SHORT TASK ▸
With the images removed, repeat the data below exactly.

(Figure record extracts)
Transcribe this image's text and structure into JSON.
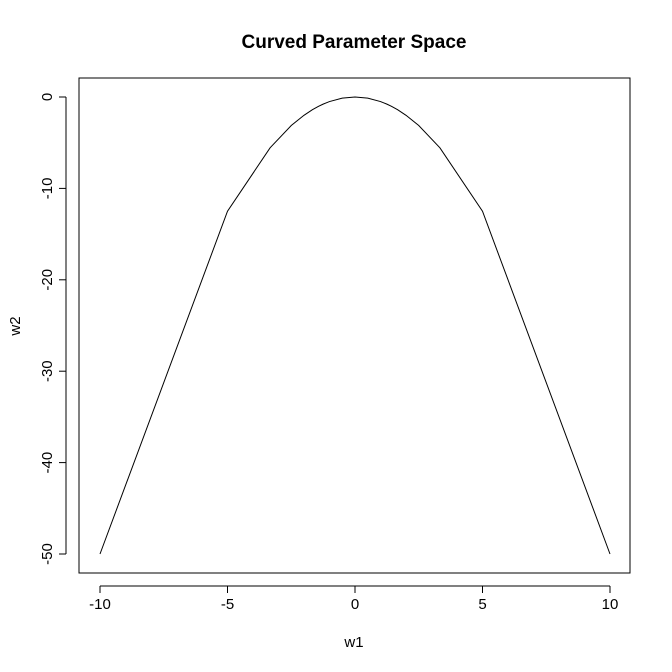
{
  "chart_data": {
    "type": "line",
    "title": "Curved Parameter Space",
    "xlabel": "w1",
    "ylabel": "w2",
    "xlim": [
      -10,
      10
    ],
    "ylim": [
      -50,
      0
    ],
    "x_ticks": [
      -10,
      -5,
      0,
      5,
      10
    ],
    "x_tick_labels": [
      "-10",
      "-5",
      "0",
      "5",
      "10"
    ],
    "y_ticks": [
      0,
      -10,
      -20,
      -30,
      -40,
      -50
    ],
    "y_tick_labels": [
      "0",
      "-10",
      "-20",
      "-30",
      "-40",
      "-50"
    ],
    "grid": false,
    "series": [
      {
        "color": "#000000",
        "x": [
          -10,
          -5,
          -3.33,
          -2.5,
          -2,
          -1.67,
          -1.43,
          -1.25,
          -1.11,
          -1,
          -0.5,
          0,
          0.5,
          1,
          1.11,
          1.25,
          1.43,
          1.67,
          2,
          2.5,
          3.33,
          5,
          10
        ],
        "y": [
          -50,
          -12.5,
          -5.56,
          -3.12,
          -2,
          -1.39,
          -1.02,
          -0.78,
          -0.62,
          -0.5,
          -0.12,
          0,
          -0.12,
          -0.5,
          -0.62,
          -0.78,
          -1.02,
          -1.39,
          -2,
          -3.12,
          -5.56,
          -12.5,
          -50
        ]
      }
    ]
  }
}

WRITTEN ANSWER ▸
Transcribe this image's text and structure into JSON.
{
  "chart_data": {
    "type": "line",
    "title": "Curved Parameter Space",
    "xlabel": "w1",
    "ylabel": "w2",
    "xlim": [
      -10,
      10
    ],
    "ylim": [
      -50,
      0
    ],
    "x_ticks": [
      -10,
      -5,
      0,
      5,
      10
    ],
    "x_tick_labels": [
      "-10",
      "-5",
      "0",
      "5",
      "10"
    ],
    "y_ticks": [
      0,
      -10,
      -20,
      -30,
      -40,
      -50
    ],
    "y_tick_labels": [
      "0",
      "-10",
      "-20",
      "-30",
      "-40",
      "-50"
    ],
    "grid": false,
    "series": [
      {
        "color": "#000000",
        "x": [
          -10,
          -5,
          -3.33,
          -2.5,
          -2,
          -1.67,
          -1.43,
          -1.25,
          -1.11,
          -1,
          -0.5,
          0,
          0.5,
          1,
          1.11,
          1.25,
          1.43,
          1.67,
          2,
          2.5,
          3.33,
          5,
          10
        ],
        "y": [
          -50,
          -12.5,
          -5.56,
          -3.12,
          -2,
          -1.39,
          -1.02,
          -0.78,
          -0.62,
          -0.5,
          -0.12,
          0,
          -0.12,
          -0.5,
          -0.62,
          -0.78,
          -1.02,
          -1.39,
          -2,
          -3.12,
          -5.56,
          -12.5,
          -50
        ]
      }
    ]
  }
}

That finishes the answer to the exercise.